# Job
Copy out the listing in full, exactly as written, but not its pictures.

# Records provided
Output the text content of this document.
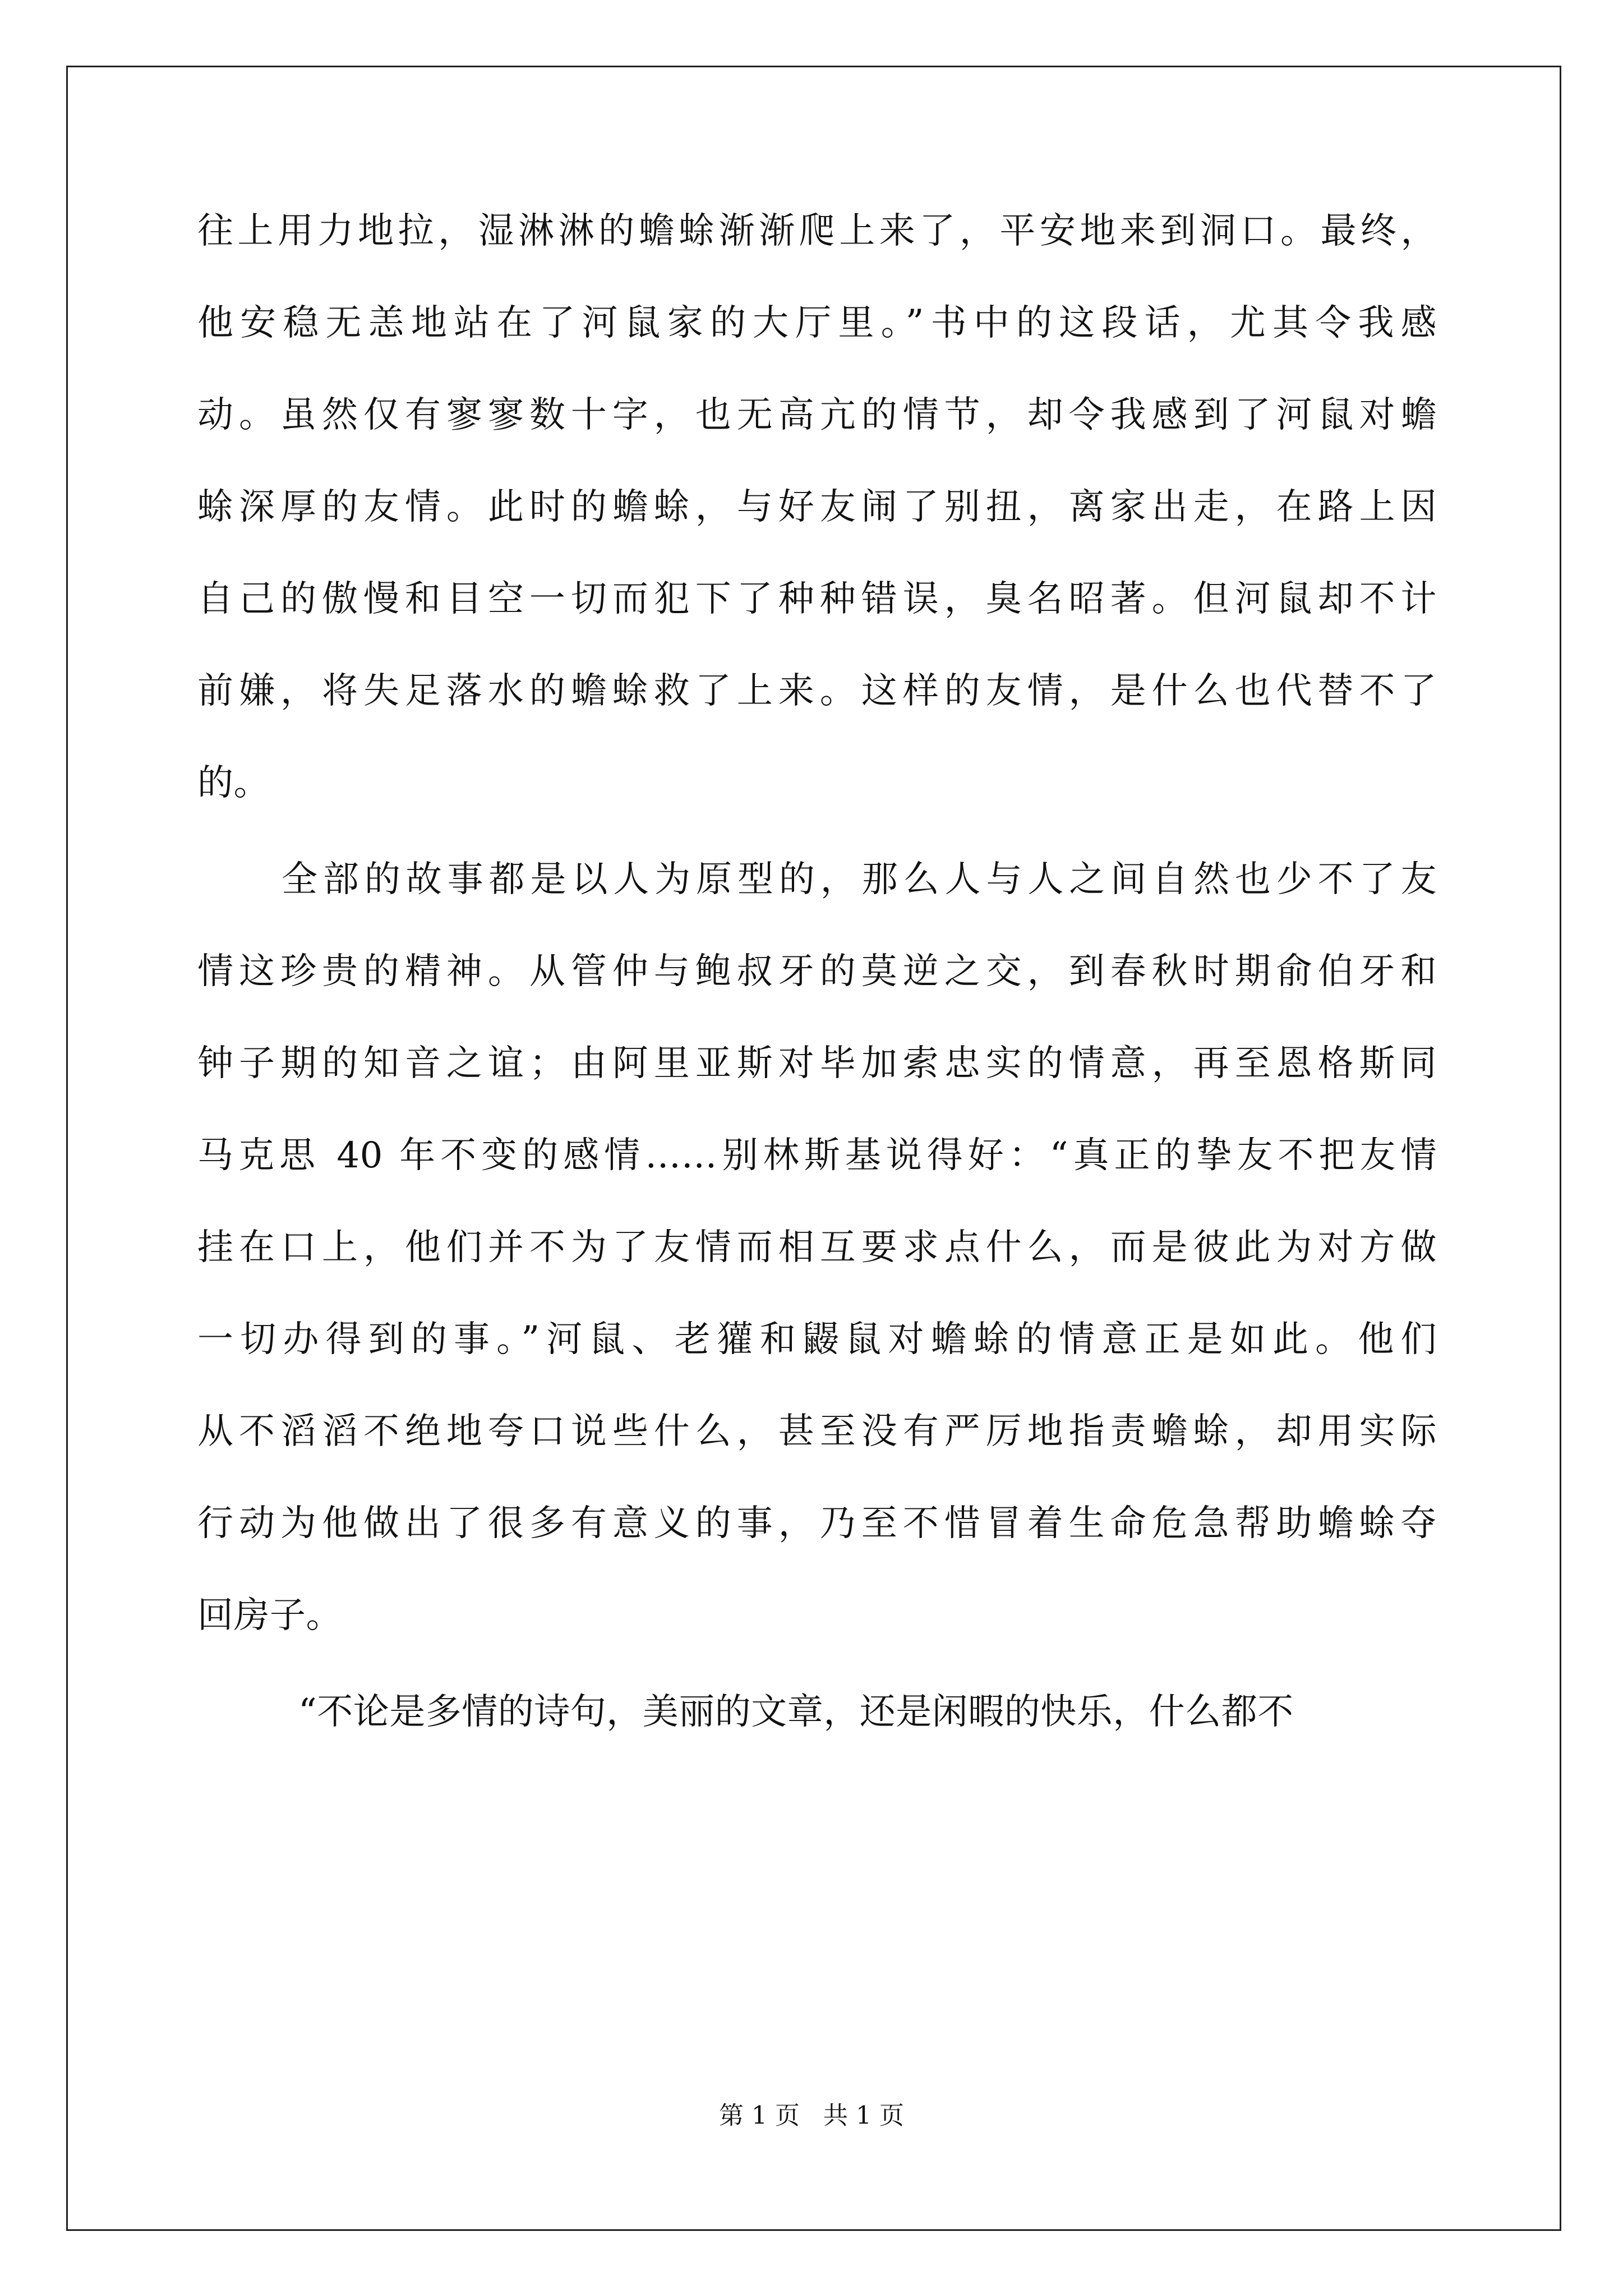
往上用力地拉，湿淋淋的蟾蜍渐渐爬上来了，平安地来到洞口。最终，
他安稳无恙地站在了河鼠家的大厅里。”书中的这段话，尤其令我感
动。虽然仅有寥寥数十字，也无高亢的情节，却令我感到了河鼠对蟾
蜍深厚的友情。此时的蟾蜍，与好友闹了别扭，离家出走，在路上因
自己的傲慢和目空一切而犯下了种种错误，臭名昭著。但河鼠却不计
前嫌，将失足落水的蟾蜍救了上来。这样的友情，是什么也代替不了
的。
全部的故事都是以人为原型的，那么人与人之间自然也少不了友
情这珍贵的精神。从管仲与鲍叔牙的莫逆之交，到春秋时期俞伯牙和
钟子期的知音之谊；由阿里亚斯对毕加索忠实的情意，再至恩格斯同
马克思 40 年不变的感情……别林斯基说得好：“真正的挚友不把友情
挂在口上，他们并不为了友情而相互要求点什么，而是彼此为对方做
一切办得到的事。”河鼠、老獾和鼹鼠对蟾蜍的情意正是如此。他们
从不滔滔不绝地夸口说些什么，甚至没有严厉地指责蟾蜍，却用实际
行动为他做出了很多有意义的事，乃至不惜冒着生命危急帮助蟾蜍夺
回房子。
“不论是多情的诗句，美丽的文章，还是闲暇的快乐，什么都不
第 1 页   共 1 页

# Written response
Output the text content of this document.
往上用力地拉，湿淋淋的蟾蜍渐渐爬上来了，平安地来到洞口。最终，
他安稳无恙地站在了河鼠家的大厅里。”书中的这段话，尤其令我感
动。虽然仅有寥寥数十字，也无高亢的情节，却令我感到了河鼠对蟾
蜍深厚的友情。此时的蟾蜍，与好友闹了别扭，离家出走，在路上因
自己的傲慢和目空一切而犯下了种种错误，臭名昭著。但河鼠却不计
前嫌，将失足落水的蟾蜍救了上来。这样的友情，是什么也代替不了
的。
全部的故事都是以人为原型的，那么人与人之间自然也少不了友
情这珍贵的精神。从管仲与鲍叔牙的莫逆之交，到春秋时期俞伯牙和
钟子期的知音之谊；由阿里亚斯对毕加索忠实的情意，再至恩格斯同
马克思 40 年不变的感情……别林斯基说得好：“真正的挚友不把友情
挂在口上，他们并不为了友情而相互要求点什么，而是彼此为对方做
一切办得到的事。”河鼠、老獾和鼹鼠对蟾蜍的情意正是如此。他们
从不滔滔不绝地夸口说些什么，甚至没有严厉地指责蟾蜍，却用实际
行动为他做出了很多有意义的事，乃至不惜冒着生命危急帮助蟾蜍夺
回房子。
“不论是多情的诗句，美丽的文章，还是闲暇的快乐，什么都不
第 1 页   共 1 页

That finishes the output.